Job
Identify every line in the records below that contains the word "icon", and copy each of those lines.

Given data
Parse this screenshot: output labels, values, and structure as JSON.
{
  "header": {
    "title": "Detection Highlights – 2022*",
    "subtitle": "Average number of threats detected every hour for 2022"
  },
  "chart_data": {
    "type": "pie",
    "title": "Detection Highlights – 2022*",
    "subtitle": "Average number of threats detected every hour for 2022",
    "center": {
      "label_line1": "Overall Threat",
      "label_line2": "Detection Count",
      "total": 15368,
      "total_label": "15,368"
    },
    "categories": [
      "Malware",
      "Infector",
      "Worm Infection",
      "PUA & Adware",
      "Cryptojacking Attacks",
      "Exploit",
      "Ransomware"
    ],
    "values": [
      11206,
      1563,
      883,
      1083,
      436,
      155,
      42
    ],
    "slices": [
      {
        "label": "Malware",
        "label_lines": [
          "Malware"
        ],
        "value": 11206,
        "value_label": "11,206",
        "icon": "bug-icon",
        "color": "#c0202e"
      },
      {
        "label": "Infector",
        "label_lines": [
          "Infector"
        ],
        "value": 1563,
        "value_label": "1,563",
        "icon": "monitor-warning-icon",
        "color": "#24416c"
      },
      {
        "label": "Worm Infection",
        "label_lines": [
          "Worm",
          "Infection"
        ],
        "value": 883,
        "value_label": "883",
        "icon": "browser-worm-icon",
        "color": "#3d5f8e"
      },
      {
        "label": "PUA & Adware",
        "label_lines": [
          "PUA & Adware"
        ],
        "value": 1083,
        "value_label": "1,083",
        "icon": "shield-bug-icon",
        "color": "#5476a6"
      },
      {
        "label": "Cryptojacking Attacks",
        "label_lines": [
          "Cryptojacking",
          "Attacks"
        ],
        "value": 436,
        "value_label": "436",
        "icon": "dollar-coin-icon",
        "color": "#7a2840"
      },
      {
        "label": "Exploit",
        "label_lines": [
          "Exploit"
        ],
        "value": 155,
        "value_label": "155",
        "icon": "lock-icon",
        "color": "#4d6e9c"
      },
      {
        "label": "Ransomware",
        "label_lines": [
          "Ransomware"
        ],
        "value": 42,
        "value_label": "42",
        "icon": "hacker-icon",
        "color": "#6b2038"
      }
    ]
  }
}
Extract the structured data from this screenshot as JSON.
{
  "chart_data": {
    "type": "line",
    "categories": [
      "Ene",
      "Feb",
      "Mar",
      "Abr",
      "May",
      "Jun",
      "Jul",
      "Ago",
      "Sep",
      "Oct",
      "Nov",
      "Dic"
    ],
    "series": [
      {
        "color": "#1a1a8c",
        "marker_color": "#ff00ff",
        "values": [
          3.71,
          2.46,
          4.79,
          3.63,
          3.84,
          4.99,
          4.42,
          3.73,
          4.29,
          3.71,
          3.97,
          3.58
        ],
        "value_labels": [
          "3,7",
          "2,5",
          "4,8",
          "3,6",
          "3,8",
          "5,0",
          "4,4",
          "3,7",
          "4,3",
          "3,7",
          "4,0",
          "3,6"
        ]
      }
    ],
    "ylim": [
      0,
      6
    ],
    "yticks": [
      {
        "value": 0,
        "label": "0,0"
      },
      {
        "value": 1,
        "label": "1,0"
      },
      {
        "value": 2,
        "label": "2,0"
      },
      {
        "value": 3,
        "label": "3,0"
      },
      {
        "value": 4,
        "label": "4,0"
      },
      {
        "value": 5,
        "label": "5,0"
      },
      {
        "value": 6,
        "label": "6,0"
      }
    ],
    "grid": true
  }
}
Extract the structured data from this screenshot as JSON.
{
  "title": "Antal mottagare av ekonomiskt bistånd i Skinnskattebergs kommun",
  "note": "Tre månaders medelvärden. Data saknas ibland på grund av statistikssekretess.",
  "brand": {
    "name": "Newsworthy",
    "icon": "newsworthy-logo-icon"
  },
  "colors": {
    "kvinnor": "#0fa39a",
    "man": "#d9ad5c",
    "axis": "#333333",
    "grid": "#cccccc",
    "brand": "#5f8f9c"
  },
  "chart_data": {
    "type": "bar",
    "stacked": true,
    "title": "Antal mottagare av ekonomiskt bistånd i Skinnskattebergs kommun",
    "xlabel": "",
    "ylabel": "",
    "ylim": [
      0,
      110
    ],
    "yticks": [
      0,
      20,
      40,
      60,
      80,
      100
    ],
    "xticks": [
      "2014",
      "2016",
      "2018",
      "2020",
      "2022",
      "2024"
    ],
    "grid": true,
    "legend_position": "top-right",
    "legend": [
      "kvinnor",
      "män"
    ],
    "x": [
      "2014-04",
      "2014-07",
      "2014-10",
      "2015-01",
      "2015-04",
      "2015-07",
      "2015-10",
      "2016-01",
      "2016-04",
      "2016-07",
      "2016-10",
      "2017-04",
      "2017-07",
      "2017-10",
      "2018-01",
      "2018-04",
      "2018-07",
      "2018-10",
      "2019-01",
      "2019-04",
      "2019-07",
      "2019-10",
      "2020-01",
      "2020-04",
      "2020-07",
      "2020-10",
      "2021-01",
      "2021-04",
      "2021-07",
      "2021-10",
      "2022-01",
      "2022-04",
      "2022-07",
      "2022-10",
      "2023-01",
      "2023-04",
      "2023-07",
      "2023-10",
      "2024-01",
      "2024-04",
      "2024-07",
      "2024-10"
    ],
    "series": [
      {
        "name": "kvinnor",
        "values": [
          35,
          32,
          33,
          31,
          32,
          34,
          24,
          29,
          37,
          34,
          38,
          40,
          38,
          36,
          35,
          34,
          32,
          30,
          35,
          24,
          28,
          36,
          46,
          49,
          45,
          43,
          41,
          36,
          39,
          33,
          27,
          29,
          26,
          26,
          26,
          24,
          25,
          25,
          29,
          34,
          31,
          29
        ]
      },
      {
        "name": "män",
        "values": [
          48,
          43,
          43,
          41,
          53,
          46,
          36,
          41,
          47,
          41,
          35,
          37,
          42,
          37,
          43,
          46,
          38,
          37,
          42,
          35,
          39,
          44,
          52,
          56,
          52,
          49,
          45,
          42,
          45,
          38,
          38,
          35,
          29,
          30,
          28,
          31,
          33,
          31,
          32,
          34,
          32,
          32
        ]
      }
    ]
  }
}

Finished task
        "icon": "bug-icon",
        "icon": "monitor-warning-icon",
        "icon": "browser-worm-icon",
        "icon": "shield-bug-icon",
        "icon": "dollar-coin-icon",
        "icon": "lock-icon",
        "icon": "hacker-icon",
    "icon": "newsworthy-logo-icon"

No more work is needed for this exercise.